# TO BE DONE
Copy all lines that contain the word "image".

# DATA SHOWN
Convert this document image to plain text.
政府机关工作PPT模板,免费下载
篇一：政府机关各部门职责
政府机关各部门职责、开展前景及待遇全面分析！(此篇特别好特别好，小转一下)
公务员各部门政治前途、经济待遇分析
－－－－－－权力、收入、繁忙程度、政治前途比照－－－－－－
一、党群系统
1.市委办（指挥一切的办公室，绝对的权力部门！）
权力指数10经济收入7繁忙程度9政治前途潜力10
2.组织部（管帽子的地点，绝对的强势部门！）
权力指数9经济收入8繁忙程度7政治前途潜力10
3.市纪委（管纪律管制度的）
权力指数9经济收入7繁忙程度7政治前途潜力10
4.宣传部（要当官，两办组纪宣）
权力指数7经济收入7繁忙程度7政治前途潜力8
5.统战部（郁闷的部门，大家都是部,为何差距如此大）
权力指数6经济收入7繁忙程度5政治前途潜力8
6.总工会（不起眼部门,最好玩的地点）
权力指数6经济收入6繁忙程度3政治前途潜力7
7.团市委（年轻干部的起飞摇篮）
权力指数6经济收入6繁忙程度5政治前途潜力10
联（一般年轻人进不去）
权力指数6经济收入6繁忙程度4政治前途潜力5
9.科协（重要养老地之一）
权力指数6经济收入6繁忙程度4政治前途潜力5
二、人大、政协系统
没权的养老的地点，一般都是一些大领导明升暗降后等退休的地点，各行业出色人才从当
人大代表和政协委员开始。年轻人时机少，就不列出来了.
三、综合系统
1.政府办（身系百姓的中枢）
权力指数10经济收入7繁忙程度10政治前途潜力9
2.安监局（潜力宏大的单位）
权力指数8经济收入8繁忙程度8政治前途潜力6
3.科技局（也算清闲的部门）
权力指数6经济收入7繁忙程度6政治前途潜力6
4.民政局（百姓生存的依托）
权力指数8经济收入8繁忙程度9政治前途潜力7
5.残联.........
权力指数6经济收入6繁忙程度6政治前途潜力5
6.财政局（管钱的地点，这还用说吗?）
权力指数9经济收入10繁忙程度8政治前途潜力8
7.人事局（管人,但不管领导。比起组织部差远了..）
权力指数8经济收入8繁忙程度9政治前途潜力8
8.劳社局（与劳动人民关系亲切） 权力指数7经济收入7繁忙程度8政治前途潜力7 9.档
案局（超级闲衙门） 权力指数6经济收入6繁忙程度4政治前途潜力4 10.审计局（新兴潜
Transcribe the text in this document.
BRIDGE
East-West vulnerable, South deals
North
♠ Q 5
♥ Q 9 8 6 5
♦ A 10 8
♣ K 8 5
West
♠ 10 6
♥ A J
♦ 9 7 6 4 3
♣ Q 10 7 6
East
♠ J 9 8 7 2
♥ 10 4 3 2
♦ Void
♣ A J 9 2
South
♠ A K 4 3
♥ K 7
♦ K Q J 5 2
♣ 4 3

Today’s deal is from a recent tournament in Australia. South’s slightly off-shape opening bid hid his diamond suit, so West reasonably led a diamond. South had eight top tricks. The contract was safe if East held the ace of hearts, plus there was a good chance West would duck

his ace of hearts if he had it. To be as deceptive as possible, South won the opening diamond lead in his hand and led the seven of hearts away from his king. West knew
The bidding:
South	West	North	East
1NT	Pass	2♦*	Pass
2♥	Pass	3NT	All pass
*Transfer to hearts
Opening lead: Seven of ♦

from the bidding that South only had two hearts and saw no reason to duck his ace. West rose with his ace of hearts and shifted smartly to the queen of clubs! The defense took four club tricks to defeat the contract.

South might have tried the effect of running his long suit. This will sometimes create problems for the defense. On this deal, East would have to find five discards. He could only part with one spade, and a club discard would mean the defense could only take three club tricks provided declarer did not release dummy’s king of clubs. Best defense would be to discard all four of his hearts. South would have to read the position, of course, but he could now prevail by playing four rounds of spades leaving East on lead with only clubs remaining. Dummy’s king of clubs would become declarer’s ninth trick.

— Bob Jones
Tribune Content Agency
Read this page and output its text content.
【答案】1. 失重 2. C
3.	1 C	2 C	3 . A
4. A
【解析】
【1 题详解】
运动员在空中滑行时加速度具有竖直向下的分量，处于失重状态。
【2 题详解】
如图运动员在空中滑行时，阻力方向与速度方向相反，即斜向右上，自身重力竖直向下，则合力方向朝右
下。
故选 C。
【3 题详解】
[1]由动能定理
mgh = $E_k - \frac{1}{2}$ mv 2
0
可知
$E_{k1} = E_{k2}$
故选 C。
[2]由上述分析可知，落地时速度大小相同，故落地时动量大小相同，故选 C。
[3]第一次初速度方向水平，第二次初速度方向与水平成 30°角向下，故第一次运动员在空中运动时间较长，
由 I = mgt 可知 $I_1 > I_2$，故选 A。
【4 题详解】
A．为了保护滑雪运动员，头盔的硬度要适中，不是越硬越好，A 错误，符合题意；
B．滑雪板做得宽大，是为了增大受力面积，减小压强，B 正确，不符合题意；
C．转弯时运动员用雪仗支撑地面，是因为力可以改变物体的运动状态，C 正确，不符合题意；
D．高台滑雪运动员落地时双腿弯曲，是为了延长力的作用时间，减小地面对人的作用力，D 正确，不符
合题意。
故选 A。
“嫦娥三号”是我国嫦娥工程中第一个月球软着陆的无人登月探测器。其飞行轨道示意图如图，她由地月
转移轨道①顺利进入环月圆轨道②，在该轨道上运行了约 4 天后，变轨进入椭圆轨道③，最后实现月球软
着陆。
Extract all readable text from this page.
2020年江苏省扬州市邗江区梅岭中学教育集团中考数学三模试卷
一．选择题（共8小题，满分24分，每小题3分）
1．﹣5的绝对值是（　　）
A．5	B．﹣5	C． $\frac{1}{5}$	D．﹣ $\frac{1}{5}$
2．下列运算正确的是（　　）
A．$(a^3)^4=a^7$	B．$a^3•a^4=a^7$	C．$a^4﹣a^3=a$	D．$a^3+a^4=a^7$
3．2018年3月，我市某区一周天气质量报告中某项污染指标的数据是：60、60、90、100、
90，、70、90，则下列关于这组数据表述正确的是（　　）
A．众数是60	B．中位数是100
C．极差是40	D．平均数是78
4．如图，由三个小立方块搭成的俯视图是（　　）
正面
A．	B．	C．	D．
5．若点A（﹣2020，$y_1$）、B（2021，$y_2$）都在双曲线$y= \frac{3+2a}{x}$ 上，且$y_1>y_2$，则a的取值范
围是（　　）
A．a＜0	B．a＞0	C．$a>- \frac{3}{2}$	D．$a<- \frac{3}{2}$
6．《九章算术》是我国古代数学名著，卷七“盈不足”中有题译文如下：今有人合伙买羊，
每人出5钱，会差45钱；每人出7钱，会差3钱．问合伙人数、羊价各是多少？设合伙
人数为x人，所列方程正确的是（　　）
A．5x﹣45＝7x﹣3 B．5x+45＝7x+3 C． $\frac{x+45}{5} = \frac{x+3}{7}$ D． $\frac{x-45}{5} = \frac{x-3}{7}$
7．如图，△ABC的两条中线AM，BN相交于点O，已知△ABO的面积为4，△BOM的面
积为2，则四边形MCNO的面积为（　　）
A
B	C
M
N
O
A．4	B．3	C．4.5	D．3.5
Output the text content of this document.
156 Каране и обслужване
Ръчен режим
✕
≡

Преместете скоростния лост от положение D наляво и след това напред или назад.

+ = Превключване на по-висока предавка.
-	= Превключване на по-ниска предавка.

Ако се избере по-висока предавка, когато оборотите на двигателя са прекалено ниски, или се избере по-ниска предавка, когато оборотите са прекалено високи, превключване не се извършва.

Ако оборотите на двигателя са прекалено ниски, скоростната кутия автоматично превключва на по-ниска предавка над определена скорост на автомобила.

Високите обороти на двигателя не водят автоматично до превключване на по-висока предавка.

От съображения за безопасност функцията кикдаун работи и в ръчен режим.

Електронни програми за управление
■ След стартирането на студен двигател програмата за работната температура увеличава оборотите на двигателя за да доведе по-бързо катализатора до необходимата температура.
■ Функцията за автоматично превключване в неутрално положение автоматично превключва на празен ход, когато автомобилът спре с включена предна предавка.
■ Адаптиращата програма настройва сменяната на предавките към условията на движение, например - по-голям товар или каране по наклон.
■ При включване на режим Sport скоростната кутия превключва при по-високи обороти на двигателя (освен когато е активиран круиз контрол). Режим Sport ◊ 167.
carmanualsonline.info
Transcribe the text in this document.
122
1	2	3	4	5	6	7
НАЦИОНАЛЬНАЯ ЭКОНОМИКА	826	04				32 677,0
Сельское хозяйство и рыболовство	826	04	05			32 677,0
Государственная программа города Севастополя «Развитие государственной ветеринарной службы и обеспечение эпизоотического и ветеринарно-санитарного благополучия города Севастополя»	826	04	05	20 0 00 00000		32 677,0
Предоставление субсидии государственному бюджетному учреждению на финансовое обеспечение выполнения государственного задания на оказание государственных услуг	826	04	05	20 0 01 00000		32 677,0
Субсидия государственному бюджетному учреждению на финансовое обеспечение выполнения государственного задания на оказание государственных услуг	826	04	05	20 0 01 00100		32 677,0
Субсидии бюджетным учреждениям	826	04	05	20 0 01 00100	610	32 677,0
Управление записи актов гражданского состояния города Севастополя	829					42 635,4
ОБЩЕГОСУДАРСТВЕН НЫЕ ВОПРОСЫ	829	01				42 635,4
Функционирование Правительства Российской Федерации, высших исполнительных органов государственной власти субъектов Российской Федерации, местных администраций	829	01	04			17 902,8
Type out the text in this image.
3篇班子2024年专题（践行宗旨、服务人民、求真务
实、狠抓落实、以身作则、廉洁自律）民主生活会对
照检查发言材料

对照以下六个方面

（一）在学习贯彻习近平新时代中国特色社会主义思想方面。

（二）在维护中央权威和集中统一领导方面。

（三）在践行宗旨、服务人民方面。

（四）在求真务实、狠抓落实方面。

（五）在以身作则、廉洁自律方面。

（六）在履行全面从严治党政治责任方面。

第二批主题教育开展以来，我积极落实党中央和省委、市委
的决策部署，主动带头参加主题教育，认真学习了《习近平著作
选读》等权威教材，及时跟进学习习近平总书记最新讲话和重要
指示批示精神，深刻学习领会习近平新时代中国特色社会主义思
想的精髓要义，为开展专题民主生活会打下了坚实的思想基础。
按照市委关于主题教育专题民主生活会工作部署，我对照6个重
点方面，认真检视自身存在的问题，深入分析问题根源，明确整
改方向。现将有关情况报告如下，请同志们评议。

# RESULT
Convert this document image to plain text.
Type out the text in this image.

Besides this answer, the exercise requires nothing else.